**EXERCISE DETAILS:** Here are records with pictures in them. Copy all of them exactly and leave the pictures out.

**GIVEN RECORDS:**
+-------+

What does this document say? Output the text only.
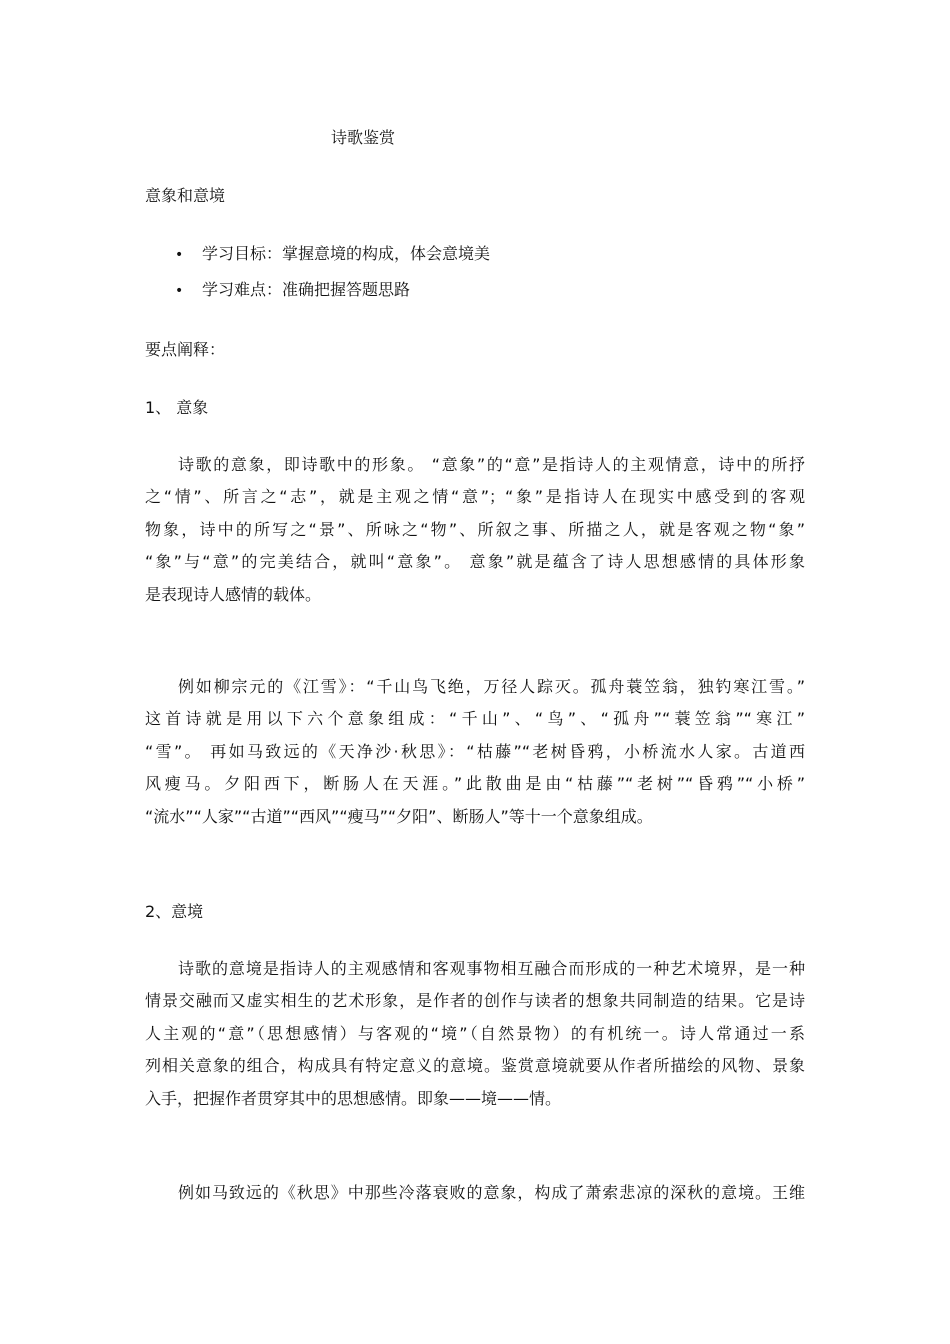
诗歌鉴赏
意象和意境
• 学习目标：掌握意境的构成，体会意境美
• 学习难点：准确把握答题思路
要点阐释：
1、 意象
诗歌的意象，即诗歌中的形象。 “意象”的“意”是指诗人的主观情意，诗中的所抒
之“情”、所言之“志”，就是主观之情“意”；“象”是指诗人在现实中感受到的客观
物象，诗中的所写之“景”、所咏之“物”、所叙之事、所描之人，就是客观之物“象”
“象”与“意”的完美结合，就叫“意象”。 意象”就是蕴含了诗人思想感情的具体形象
是表现诗人感情的载体。
例如柳宗元的《江雪》：“千山鸟飞绝，万径人踪灭。孤舟蓑笠翁，独钓寒江雪。”
这首诗就是用以下六个意象组成：“千山”、“鸟”、“孤舟”“蓑笠翁”“寒江”
“雪”。 再如马致远的《天净沙·秋思》：“枯藤”“老树昏鸦，小桥流水人家。古道西
风瘦马。夕阳西下，断肠人在天涯。”此散曲是由“枯藤”“老树”“昏鸦”“小桥”
“流水”“人家”“古道”“西风”“瘦马”“夕阳”、断肠人”等十一个意象组成。
2、意境
诗歌的意境是指诗人的主观感情和客观事物相互融合而形成的一种艺术境界，是一种
情景交融而又虚实相生的艺术形象，是作者的创作与读者的想象共同制造的结果。它是诗
人主观的“意”（思想感情）与客观的“境”（自然景物）的有机统一。诗人常通过一系
列相关意象的组合，构成具有特定意义的意境。鉴赏意境就要从作者所描绘的风物、景象
入手，把握作者贯穿其中的思想感情。即象——境——情。
例如马致远的《秋思》中那些冷落衰败的意象，构成了萧索悲凉的深秋的意境。王维
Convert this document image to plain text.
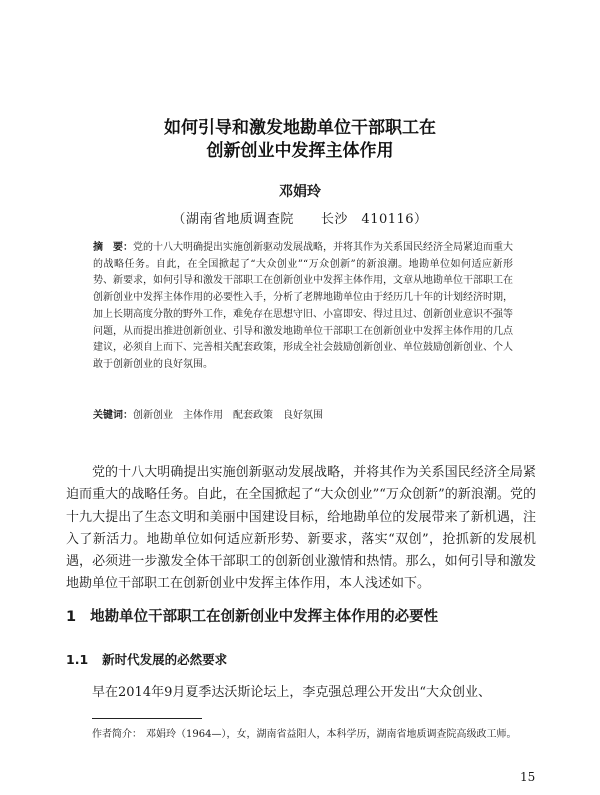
如何引导和激发地勘单位干部职工在
创新创业中发挥主体作用
邓娟玲
（湖南省地质调查院　　长沙　410116）
摘　要：党的十八大明确提出实施创新驱动发展战略，并将其作为关系国民经济全局紧迫而重大的战略任务。自此，在全国掀起了“大众创业”“万众创新”的新浪潮。地勘单位如何适应新形势、新要求，如何引导和激发干部职工在创新创业中发挥主体作用，文章从地勘单位干部职工在创新创业中发挥主体作用的必要性入手，分析了老牌地勘单位由于经历几十年的计划经济时期，加上长期高度分散的野外工作，难免存在思想守旧、小富即安、得过且过、创新创业意识不强等问题，从而提出推进创新创业、引导和激发地勘单位干部职工在创新创业中发挥主体作用的几点建议，必须自上而下、完善相关配套政策，形成全社会鼓励创新创业、单位鼓励创新创业、个人敢于创新创业的良好氛围。
关键词：创新创业 主体作用 配套政策 良好氛围

党的十八大明确提出实施创新驱动发展战略，并将其作为关系国民经济全局紧迫而重大的战略任务。自此，在全国掀起了“大众创业”“万众创新”的新浪潮。党的十九大提出了生态文明和美丽中国建设目标，给地勘单位的发展带来了新机遇，注入了新活力。地勘单位如何适应新形势、新要求，落实“双创”，抢抓新的发展机遇，必须进一步激发全体干部职工的创新创业激情和热情。那么，如何引导和激发地勘单位干部职工在创新创业中发挥主体作用，本人浅述如下。

1 地勘单位干部职工在创新创业中发挥主体作用的必要性
1.1 新时代发展的必然要求

早在2014年9月夏季达沃斯论坛上，李克强总理公开发出“大众创业、

作者简介： 邓娟玲（1964—），女，湖南省益阳人，本科学历，湖南省地质调查院高级政工师。
15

+-------+

**PROBLEM SOLUTION:**
What does this document say? Output the text only.
诗歌鉴赏
意象和意境
• 学习目标：掌握意境的构成，体会意境美
• 学习难点：准确把握答题思路
要点阐释：
1、 意象
诗歌的意象，即诗歌中的形象。 “意象”的“意”是指诗人的主观情意，诗中的所抒
之“情”、所言之“志”，就是主观之情“意”；“象”是指诗人在现实中感受到的客观
物象，诗中的所写之“景”、所咏之“物”、所叙之事、所描之人，就是客观之物“象”
“象”与“意”的完美结合，就叫“意象”。 意象”就是蕴含了诗人思想感情的具体形象
是表现诗人感情的载体。
例如柳宗元的《江雪》：“千山鸟飞绝，万径人踪灭。孤舟蓑笠翁，独钓寒江雪。”
这首诗就是用以下六个意象组成：“千山”、“鸟”、“孤舟”“蓑笠翁”“寒江”
“雪”。 再如马致远的《天净沙·秋思》：“枯藤”“老树昏鸦，小桥流水人家。古道西
风瘦马。夕阳西下，断肠人在天涯。”此散曲是由“枯藤”“老树”“昏鸦”“小桥”
“流水”“人家”“古道”“西风”“瘦马”“夕阳”、断肠人”等十一个意象组成。
2、意境
诗歌的意境是指诗人的主观感情和客观事物相互融合而形成的一种艺术境界，是一种
情景交融而又虚实相生的艺术形象，是作者的创作与读者的想象共同制造的结果。它是诗
人主观的“意”（思想感情）与客观的“境”（自然景物）的有机统一。诗人常通过一系
列相关意象的组合，构成具有特定意义的意境。鉴赏意境就要从作者所描绘的风物、景象
入手，把握作者贯穿其中的思想感情。即象——境——情。
例如马致远的《秋思》中那些冷落衰败的意象，构成了萧索悲凉的深秋的意境。王维
Convert this document image to plain text.
如何引导和激发地勘单位干部职工在
创新创业中发挥主体作用
邓娟玲
（湖南省地质调查院　　长沙　410116）
摘　要：党的十八大明确提出实施创新驱动发展战略，并将其作为关系国民经济全局紧迫而重大的战略任务。自此，在全国掀起了“大众创业”“万众创新”的新浪潮。地勘单位如何适应新形势、新要求，如何引导和激发干部职工在创新创业中发挥主体作用，文章从地勘单位干部职工在创新创业中发挥主体作用的必要性入手，分析了老牌地勘单位由于经历几十年的计划经济时期，加上长期高度分散的野外工作，难免存在思想守旧、小富即安、得过且过、创新创业意识不强等问题，从而提出推进创新创业、引导和激发地勘单位干部职工在创新创业中发挥主体作用的几点建议，必须自上而下、完善相关配套政策，形成全社会鼓励创新创业、单位鼓励创新创业、个人敢于创新创业的良好氛围。
关键词：创新创业 主体作用 配套政策 良好氛围

党的十八大明确提出实施创新驱动发展战略，并将其作为关系国民经济全局紧迫而重大的战略任务。自此，在全国掀起了“大众创业”“万众创新”的新浪潮。党的十九大提出了生态文明和美丽中国建设目标，给地勘单位的发展带来了新机遇，注入了新活力。地勘单位如何适应新形势、新要求，落实“双创”，抢抓新的发展机遇，必须进一步激发全体干部职工的创新创业激情和热情。那么，如何引导和激发地勘单位干部职工在创新创业中发挥主体作用，本人浅述如下。

1 地勘单位干部职工在创新创业中发挥主体作用的必要性
1.1 新时代发展的必然要求

早在2014年9月夏季达沃斯论坛上，李克强总理公开发出“大众创业、

作者简介： 邓娟玲（1964—），女，湖南省益阳人，本科学历，湖南省地质调查院高级政工师。
15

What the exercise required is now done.